● **Short task**
Of the lines in the records that follow, how many include the word "Adobe"? Answer with a bare number.

Stored items from a collection:
◇ ◇ ◇
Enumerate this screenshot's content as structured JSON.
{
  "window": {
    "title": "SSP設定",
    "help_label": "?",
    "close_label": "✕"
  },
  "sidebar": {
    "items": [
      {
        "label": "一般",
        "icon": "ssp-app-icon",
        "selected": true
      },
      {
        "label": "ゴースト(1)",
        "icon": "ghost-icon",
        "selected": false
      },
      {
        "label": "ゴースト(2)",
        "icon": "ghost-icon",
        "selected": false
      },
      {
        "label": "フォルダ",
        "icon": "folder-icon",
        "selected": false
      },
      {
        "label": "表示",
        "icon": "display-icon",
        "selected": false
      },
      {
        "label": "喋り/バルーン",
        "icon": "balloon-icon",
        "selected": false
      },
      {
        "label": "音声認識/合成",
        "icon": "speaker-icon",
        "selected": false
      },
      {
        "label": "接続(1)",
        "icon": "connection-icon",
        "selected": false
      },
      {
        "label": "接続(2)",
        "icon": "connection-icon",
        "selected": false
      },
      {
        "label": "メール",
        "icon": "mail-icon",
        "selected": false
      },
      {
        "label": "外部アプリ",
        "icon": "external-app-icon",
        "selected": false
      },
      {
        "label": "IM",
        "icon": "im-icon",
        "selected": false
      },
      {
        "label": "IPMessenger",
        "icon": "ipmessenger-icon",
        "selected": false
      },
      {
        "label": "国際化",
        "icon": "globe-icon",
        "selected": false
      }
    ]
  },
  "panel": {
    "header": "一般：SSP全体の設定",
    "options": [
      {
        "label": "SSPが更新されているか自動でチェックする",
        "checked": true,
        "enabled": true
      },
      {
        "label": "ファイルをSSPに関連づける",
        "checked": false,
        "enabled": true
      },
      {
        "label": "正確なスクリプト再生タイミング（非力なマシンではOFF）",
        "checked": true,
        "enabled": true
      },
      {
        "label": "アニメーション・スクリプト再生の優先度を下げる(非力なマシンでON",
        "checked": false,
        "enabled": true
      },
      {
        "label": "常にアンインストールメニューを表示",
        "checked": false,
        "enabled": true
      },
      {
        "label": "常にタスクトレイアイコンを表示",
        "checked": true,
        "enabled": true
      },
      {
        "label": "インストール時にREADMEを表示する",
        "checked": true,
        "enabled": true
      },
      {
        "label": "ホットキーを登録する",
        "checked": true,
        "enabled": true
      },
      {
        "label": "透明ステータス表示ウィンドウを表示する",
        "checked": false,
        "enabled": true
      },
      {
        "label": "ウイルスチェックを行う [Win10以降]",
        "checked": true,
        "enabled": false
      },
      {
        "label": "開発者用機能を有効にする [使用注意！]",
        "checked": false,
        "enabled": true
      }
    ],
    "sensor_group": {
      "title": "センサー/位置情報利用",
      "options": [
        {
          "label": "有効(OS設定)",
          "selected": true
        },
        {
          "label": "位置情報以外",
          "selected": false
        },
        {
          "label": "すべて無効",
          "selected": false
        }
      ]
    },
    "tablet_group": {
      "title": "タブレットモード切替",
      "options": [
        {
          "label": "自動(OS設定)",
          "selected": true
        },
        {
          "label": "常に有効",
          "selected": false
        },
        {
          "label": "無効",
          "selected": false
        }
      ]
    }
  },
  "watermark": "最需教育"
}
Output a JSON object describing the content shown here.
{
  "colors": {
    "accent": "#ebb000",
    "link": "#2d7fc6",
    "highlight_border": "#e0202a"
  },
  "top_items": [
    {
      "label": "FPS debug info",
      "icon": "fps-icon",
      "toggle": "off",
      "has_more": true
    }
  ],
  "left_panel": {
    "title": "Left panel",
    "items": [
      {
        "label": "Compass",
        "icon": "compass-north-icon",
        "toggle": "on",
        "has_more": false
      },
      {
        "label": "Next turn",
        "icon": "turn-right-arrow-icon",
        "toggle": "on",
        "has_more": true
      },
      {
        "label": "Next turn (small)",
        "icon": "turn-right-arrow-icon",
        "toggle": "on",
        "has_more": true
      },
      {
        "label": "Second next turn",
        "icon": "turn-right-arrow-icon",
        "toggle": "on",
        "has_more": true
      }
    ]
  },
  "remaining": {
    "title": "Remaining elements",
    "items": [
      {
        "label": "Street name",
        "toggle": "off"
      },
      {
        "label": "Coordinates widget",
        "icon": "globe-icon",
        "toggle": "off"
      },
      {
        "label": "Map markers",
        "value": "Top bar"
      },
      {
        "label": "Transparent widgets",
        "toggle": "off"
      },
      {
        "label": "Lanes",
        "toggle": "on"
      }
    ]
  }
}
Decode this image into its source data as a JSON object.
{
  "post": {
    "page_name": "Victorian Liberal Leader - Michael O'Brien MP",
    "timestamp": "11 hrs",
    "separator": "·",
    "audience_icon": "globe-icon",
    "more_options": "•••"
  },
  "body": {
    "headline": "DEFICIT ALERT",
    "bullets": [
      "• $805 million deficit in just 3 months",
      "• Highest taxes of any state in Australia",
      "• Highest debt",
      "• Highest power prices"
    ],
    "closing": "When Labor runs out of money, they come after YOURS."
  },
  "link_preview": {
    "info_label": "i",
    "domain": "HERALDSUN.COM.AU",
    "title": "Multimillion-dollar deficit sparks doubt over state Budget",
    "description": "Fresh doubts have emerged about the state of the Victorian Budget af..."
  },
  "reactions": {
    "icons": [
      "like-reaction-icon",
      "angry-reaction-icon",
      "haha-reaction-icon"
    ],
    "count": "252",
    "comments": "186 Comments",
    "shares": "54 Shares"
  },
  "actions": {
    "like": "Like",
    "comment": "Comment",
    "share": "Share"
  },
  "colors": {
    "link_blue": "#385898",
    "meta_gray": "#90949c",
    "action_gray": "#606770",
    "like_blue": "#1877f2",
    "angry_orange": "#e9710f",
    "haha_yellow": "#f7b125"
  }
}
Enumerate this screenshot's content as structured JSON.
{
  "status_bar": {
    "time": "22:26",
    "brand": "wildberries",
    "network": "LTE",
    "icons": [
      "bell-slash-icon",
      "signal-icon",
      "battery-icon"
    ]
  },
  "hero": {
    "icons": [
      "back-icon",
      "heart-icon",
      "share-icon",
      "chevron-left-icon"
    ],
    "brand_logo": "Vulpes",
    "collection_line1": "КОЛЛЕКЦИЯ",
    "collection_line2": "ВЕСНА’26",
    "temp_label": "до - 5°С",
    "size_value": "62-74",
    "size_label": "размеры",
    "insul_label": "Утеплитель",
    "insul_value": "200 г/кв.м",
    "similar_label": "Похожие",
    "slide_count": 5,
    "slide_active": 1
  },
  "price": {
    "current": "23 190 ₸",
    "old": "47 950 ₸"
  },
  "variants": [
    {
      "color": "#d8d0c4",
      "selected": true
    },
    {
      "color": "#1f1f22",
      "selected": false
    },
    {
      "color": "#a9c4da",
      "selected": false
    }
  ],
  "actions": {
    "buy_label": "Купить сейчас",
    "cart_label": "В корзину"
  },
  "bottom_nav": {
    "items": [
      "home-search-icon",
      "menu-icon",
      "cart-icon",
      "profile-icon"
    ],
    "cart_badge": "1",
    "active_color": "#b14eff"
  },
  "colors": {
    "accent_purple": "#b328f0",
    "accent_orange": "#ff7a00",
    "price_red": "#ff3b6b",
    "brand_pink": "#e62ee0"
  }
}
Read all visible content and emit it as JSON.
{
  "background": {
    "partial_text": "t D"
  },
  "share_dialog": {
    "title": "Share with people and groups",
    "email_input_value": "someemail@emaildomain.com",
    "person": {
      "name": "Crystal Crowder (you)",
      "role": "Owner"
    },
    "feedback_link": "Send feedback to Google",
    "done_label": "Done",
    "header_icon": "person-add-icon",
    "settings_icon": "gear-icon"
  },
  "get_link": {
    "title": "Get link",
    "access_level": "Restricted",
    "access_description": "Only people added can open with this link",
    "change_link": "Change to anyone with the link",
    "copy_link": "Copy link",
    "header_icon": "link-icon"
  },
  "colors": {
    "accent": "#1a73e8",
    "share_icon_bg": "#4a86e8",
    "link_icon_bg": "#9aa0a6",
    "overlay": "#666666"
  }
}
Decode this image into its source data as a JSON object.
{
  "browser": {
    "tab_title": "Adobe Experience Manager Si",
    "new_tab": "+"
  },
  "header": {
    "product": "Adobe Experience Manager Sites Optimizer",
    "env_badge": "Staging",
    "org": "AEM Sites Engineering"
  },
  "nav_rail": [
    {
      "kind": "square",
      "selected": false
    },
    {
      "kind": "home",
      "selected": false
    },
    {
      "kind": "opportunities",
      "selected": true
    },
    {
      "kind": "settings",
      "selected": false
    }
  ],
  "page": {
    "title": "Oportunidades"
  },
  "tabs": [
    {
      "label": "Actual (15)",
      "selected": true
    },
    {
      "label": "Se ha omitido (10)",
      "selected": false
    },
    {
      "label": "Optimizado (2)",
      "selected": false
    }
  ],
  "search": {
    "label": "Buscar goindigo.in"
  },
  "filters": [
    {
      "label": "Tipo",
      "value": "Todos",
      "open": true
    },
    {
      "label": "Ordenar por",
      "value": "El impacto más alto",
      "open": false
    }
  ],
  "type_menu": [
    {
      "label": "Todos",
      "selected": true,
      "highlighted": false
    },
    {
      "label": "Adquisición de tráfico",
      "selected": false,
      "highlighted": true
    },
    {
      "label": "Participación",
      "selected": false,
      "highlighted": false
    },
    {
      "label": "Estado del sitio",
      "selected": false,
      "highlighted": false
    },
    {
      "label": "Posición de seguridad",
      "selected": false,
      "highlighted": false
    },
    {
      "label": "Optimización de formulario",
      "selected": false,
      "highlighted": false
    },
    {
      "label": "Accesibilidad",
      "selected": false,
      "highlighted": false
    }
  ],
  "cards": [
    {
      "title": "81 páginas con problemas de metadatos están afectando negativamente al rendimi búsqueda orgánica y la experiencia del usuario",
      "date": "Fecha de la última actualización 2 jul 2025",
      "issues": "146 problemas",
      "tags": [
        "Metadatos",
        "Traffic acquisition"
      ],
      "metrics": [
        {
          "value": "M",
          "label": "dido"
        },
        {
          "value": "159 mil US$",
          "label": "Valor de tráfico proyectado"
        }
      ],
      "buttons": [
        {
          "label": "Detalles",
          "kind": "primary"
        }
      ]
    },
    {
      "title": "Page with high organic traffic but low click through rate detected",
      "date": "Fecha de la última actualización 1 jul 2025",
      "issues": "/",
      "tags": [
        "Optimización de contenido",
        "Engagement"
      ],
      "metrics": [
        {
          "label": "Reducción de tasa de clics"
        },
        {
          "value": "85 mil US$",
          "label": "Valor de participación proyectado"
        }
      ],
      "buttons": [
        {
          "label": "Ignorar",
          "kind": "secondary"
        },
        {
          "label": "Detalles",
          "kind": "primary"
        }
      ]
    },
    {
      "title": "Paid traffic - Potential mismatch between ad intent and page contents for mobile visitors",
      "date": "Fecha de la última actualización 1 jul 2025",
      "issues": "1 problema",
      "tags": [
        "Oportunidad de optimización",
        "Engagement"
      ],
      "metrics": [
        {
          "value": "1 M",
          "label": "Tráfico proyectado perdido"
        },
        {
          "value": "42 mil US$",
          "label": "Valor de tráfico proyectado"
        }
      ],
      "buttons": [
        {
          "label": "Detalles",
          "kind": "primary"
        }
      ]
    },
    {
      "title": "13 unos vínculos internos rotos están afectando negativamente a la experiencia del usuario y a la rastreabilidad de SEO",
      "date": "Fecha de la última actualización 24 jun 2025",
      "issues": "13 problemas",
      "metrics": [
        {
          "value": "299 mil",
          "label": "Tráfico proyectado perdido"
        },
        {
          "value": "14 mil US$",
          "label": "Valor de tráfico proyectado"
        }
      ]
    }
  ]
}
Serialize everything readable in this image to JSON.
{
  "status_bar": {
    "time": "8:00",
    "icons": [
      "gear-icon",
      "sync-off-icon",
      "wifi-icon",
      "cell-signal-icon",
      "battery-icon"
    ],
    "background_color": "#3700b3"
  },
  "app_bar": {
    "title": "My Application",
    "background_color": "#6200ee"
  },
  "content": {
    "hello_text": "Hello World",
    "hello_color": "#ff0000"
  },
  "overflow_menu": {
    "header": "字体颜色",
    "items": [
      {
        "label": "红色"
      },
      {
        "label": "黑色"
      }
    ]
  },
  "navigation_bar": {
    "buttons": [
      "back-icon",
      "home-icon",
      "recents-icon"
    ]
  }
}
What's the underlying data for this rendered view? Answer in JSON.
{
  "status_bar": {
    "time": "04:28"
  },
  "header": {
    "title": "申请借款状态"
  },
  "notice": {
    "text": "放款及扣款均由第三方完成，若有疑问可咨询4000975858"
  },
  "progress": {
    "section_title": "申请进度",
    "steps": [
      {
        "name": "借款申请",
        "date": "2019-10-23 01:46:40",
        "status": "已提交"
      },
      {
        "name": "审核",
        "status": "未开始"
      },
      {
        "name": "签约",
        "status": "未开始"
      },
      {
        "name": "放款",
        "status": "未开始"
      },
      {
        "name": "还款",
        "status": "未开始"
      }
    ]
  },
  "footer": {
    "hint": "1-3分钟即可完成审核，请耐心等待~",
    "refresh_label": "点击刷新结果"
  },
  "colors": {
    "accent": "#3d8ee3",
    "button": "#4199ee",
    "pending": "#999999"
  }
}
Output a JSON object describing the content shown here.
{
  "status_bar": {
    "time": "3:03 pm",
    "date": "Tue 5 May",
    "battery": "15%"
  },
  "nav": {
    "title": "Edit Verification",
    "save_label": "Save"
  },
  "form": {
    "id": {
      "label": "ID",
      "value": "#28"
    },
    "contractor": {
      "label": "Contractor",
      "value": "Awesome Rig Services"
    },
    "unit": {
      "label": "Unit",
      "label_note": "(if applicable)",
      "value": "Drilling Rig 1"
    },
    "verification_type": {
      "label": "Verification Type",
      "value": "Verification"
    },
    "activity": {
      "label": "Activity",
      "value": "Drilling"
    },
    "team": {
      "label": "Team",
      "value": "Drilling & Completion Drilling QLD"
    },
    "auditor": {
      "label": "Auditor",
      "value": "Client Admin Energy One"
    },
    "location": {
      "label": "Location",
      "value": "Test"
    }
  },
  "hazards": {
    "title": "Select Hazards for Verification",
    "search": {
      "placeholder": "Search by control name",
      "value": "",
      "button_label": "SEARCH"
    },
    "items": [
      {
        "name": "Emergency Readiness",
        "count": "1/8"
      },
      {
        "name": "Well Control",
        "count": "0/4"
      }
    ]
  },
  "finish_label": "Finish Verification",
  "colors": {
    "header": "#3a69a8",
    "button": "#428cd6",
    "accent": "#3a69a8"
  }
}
◇ ◇ ◇
● **Solution for this task**
2